*** Given records ***

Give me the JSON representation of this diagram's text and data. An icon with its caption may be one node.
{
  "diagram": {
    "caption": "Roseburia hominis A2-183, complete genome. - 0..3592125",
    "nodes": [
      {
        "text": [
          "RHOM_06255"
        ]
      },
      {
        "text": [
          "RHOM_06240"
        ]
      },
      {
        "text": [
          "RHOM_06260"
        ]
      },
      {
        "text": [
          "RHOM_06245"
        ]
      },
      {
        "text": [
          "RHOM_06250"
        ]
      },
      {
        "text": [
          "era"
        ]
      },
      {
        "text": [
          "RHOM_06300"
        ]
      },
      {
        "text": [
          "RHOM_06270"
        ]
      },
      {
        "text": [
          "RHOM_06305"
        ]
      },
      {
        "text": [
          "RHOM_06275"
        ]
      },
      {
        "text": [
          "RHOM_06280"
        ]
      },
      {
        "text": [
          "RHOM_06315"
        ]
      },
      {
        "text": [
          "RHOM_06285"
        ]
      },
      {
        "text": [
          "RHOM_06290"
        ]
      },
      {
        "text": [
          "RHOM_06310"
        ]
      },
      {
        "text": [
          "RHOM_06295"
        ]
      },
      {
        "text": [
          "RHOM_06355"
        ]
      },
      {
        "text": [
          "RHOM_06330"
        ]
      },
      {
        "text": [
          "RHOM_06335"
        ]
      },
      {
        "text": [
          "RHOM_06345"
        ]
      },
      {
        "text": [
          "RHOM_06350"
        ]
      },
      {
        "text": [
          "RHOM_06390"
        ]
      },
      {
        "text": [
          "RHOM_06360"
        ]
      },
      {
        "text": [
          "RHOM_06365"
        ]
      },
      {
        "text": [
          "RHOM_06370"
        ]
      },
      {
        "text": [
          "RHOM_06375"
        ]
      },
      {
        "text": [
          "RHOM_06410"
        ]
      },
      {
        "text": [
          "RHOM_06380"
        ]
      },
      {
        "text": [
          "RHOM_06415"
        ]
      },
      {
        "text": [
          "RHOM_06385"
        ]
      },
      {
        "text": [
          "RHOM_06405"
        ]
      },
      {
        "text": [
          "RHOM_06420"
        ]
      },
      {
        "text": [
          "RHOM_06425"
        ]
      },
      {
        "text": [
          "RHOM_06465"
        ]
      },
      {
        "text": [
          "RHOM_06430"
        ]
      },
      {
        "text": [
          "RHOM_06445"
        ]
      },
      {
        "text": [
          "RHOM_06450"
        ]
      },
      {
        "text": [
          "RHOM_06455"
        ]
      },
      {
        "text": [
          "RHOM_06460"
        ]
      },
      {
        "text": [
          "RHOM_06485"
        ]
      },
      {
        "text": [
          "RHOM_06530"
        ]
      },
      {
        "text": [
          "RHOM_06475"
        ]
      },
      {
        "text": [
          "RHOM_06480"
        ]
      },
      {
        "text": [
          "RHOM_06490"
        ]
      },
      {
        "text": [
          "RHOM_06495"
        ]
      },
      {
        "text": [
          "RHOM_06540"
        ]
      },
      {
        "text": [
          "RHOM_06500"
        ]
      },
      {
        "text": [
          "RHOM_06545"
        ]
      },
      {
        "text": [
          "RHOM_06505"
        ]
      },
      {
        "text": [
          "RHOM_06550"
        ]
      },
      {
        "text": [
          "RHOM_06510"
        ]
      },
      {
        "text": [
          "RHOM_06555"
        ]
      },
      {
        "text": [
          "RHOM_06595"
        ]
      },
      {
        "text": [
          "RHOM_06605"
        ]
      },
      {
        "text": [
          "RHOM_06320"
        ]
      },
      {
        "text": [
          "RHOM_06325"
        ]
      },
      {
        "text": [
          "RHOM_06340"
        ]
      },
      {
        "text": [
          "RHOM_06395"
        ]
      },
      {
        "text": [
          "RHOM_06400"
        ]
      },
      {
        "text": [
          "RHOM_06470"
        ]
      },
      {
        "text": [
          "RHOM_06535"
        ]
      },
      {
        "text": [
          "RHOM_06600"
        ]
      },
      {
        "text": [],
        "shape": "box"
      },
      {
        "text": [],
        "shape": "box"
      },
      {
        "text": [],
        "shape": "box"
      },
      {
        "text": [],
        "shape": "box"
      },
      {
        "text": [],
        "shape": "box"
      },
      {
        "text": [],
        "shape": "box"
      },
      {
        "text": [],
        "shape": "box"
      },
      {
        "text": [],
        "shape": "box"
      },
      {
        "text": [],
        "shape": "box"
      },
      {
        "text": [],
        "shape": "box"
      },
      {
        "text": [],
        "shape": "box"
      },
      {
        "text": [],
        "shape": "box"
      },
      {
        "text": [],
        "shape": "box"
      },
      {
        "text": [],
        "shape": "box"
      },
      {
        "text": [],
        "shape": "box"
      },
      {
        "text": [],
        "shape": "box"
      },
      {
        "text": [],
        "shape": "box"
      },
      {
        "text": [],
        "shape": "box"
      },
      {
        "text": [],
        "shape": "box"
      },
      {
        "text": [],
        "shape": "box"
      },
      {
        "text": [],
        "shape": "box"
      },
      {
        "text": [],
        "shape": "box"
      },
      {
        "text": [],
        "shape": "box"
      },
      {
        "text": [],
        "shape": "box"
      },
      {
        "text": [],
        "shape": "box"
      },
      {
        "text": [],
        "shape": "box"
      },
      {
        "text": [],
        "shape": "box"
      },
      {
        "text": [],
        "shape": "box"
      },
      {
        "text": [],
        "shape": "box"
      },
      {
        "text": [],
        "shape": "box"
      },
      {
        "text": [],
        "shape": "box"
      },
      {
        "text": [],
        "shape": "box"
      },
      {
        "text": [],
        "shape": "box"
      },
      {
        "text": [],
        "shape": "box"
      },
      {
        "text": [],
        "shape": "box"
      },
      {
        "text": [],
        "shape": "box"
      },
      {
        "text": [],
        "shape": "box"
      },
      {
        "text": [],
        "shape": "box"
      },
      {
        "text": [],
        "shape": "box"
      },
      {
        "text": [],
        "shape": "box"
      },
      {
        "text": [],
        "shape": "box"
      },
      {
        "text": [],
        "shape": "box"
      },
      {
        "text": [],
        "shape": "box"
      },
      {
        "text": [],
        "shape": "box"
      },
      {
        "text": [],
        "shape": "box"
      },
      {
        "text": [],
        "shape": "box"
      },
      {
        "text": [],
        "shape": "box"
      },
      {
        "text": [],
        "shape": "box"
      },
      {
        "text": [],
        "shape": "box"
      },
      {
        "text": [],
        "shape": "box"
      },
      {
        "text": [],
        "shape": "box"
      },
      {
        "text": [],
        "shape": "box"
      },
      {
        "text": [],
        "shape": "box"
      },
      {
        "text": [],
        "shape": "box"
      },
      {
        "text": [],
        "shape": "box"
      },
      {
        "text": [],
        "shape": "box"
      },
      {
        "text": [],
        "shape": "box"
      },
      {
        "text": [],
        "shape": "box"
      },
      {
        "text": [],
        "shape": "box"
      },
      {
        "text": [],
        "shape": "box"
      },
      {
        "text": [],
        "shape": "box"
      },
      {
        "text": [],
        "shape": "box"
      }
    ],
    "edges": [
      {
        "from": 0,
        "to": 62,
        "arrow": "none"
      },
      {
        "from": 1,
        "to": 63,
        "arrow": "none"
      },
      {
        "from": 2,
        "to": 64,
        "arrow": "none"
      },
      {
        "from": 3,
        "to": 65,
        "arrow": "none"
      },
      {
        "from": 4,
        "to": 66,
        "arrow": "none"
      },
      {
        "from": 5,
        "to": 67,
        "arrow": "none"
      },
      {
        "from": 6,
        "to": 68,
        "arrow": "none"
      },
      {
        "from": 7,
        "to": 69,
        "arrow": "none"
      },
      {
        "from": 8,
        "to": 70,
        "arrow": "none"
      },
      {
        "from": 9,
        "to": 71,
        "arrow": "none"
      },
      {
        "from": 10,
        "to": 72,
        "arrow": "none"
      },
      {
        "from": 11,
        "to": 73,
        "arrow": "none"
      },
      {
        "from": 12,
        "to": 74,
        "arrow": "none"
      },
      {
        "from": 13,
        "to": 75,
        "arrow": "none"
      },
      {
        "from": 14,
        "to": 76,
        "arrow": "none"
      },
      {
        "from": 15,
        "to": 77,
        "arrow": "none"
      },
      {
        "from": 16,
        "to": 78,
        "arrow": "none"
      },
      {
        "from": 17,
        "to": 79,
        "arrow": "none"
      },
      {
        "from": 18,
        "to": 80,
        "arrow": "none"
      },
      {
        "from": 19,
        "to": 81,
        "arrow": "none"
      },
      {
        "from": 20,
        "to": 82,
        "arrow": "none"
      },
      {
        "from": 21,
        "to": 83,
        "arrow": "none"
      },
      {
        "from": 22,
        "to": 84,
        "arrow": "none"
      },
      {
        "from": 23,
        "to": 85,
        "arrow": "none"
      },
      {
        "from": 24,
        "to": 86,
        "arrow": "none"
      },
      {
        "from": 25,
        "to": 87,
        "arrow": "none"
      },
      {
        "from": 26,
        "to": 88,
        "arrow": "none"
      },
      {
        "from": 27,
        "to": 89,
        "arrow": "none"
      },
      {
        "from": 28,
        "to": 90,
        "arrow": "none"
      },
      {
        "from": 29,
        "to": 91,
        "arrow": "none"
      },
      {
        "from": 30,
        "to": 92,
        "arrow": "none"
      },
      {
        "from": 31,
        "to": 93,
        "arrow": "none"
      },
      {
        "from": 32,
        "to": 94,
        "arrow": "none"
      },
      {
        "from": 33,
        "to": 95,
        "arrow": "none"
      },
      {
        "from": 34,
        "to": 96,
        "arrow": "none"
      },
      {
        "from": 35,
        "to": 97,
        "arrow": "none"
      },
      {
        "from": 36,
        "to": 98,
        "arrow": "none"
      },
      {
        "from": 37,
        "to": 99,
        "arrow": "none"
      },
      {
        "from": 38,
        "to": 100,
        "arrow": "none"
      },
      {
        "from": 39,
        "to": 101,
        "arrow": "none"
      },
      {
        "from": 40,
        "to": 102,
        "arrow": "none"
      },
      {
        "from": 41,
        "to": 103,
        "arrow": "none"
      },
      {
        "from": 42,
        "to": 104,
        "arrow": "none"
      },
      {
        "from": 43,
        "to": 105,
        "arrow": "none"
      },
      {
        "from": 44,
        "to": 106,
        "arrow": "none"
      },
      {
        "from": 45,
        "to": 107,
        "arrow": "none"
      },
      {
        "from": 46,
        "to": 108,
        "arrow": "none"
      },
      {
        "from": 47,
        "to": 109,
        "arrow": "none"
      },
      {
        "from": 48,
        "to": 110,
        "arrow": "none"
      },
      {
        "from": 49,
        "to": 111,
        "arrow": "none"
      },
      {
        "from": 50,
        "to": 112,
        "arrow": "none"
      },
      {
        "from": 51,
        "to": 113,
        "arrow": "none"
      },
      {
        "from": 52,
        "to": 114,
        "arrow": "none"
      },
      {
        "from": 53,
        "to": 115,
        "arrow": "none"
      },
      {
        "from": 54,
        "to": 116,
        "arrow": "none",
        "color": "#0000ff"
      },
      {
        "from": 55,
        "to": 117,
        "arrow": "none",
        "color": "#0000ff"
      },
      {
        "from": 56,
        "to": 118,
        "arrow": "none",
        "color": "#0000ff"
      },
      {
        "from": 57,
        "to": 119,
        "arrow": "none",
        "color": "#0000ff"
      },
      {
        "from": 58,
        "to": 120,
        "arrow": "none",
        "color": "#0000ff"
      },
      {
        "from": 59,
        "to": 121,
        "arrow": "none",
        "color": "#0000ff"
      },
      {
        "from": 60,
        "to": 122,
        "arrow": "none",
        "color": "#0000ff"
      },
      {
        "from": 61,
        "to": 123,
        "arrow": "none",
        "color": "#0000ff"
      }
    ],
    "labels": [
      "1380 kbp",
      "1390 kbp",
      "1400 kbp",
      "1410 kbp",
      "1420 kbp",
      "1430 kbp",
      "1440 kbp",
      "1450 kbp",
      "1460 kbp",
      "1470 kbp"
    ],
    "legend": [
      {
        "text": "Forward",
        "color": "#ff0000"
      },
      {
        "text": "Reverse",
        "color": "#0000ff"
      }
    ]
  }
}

*** End of Given records ***

Task:
How many lines in the records contain the string "caption"? Give the number by itself.

Expected answer:
2